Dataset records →
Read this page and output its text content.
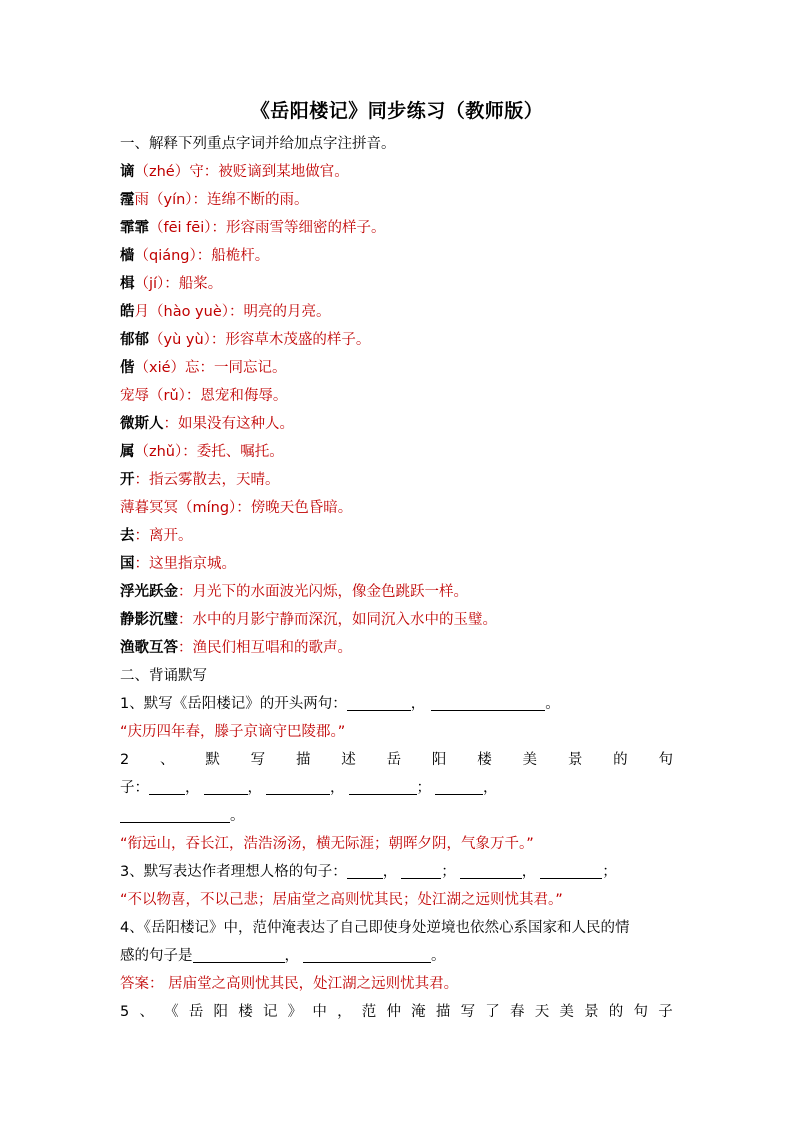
《岳阳楼记》同步练习（教师版）
一、解释下列重点字词并给加点字注拼音。
谪（zhé）守：被贬谪到某地做官。
霪雨（yín）：连绵不断的雨。
霏霏（fēi fēi）：形容雨雪等细密的样子。
樯（qiáng）：船桅杆。
楫（jí）：船桨。
皓月（hào yuè）：明亮的月亮。
郁郁（yù yù）：形容草木茂盛的样子。
偕（xié）忘：一同忘记。
宠辱（rǔ）：恩宠和侮辱。
微斯人：如果没有这种人。
属（zhǔ）：委托、嘱托。
开：指云雾散去，天晴。
薄暮冥冥（míng）：傍晚天色昏暗。
去：离开。
国：这里指京城。
浮光跃金：月光下的水面波光闪烁，像金色跳跃一样。
静影沉璧：水中的月影宁静而深沉，如同沉入水中的玉璧。
渔歌互答：渔民们相互唱和的歌声。
二、背诵默写
1、默写《岳阳楼记》的开头两句：	，	。
“庆历四年春，滕子京谪守巴陵郡。”
2 、 默 写 描 述 岳 阳 楼 美 景 的 句
子： ，	，	，	；	，
。
“衔远山，吞长江，浩浩汤汤，横无际涯；朝晖夕阴，气象万千。”
3、默写表达作者理想人格的句子： ，	；	，	；
“不以物喜，不以己悲；居庙堂之高则忧其民；处江湖之远则忧其君。”
4、《岳阳楼记》中，范仲淹表达了自己即使身处逆境也依然心系国家和人民的情
感的句子是	，	。
答案： 居庙堂之高则忧其民，处江湖之远则忧其君。
5 、 《 岳 阳 楼 记 》 中 ， 范 仲 淹 描 写 了 春 天 美 景 的 句 子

STATED GOAL → Your copy should hold every record word for word and none of the pictures.

ANSWER FOR THE TASK →
Read this page and output its text content.
《岳阳楼记》同步练习（教师版）
一、解释下列重点字词并给加点字注拼音。
谪（zhé）守：被贬谪到某地做官。
霪雨（yín）：连绵不断的雨。
霏霏（fēi fēi）：形容雨雪等细密的样子。
樯（qiáng）：船桅杆。
楫（jí）：船桨。
皓月（hào yuè）：明亮的月亮。
郁郁（yù yù）：形容草木茂盛的样子。
偕（xié）忘：一同忘记。
宠辱（rǔ）：恩宠和侮辱。
微斯人：如果没有这种人。
属（zhǔ）：委托、嘱托。
开：指云雾散去，天晴。
薄暮冥冥（míng）：傍晚天色昏暗。
去：离开。
国：这里指京城。
浮光跃金：月光下的水面波光闪烁，像金色跳跃一样。
静影沉璧：水中的月影宁静而深沉，如同沉入水中的玉璧。
渔歌互答：渔民们相互唱和的歌声。
二、背诵默写
1、默写《岳阳楼记》的开头两句：	，	。
“庆历四年春，滕子京谪守巴陵郡。”
2 、 默 写 描 述 岳 阳 楼 美 景 的 句
子： ，	，	，	；	，
。
“衔远山，吞长江，浩浩汤汤，横无际涯；朝晖夕阴，气象万千。”
3、默写表达作者理想人格的句子： ，	；	，	；
“不以物喜，不以己悲；居庙堂之高则忧其民；处江湖之远则忧其君。”
4、《岳阳楼记》中，范仲淹表达了自己即使身处逆境也依然心系国家和人民的情
感的句子是	，	。
答案： 居庙堂之高则忧其民，处江湖之远则忧其君。
5 、 《 岳 阳 楼 记 》 中 ， 范 仲 淹 描 写 了 春 天 美 景 的 句 子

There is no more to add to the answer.